Goal ::
Find each line with the string "αντίληψη" and report it.

Task inputs ::

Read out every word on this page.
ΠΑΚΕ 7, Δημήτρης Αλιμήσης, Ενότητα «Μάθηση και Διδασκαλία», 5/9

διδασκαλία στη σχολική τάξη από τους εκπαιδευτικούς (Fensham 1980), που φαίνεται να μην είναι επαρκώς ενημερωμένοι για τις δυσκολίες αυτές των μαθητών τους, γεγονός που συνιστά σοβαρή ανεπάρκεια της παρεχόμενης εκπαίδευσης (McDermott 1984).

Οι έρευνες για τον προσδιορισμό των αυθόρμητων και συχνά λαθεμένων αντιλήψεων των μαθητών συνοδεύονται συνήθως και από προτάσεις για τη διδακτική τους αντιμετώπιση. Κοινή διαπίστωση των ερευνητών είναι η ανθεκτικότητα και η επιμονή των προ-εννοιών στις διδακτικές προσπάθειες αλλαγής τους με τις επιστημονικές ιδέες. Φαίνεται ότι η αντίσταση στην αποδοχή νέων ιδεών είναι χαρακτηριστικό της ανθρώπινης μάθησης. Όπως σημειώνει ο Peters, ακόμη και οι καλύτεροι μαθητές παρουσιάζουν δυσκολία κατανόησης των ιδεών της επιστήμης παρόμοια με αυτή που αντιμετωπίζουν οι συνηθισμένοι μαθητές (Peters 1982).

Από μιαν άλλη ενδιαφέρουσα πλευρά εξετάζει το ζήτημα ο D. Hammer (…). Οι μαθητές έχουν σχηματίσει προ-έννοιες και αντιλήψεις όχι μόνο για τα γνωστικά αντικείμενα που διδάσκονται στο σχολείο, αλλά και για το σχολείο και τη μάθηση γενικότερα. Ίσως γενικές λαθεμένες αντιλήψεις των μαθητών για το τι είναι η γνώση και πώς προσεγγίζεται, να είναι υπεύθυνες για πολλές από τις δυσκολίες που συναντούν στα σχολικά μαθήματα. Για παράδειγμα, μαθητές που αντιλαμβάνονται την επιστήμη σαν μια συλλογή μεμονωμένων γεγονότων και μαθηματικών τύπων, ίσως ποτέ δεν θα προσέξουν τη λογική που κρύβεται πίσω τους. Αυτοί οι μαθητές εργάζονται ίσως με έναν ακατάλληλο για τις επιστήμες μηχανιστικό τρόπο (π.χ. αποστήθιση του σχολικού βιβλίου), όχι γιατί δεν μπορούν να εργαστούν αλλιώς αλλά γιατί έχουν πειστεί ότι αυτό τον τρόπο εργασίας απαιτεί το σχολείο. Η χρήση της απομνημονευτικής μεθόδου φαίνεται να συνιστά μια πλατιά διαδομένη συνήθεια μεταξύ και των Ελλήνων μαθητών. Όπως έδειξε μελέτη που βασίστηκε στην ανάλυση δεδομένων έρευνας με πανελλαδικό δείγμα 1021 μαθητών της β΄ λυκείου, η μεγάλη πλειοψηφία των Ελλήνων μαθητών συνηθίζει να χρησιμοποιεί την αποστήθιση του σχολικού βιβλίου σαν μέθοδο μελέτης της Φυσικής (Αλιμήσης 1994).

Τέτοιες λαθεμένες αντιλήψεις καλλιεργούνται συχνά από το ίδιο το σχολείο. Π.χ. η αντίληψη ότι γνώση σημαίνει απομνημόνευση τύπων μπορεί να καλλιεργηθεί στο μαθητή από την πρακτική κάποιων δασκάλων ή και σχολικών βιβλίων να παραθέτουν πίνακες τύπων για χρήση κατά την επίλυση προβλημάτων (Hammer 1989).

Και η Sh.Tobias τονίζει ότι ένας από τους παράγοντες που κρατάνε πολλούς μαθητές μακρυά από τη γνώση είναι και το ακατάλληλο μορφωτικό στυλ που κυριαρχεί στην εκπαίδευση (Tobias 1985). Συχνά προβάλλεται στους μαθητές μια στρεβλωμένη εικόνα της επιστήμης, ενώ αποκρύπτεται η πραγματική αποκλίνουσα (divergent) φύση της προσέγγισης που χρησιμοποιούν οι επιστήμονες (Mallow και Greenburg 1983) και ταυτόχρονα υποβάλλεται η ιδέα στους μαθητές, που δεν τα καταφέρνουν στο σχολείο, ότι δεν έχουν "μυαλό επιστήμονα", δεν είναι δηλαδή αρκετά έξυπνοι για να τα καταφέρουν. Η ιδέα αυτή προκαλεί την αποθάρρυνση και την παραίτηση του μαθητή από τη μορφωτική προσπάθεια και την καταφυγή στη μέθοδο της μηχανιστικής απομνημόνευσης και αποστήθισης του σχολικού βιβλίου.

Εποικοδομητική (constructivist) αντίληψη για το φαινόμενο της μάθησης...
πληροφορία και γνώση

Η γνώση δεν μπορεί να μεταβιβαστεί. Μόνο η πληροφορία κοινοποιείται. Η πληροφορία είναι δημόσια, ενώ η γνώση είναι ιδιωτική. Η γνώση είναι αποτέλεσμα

Written response ::
Τέτοιες λαθεμένες αντιλήψεις καλλιεργούνται συχνά από το ίδιο το σχολείο. Π.χ. η αντίληψη ότι γνώση σημαίνει απομνημόνευση τύπων μπορεί να καλλιεργηθεί στο μαθητή από την πρακτική κάποιων δασκάλων ή και σχολικών βιβλίων να παραθέτουν πίνακες τύπων για χρήση κατά την επίλυση προβλημάτων (Hammer 1989).
Εποικοδομητική (constructivist) αντίληψη για το φαινόμενο της μάθησης...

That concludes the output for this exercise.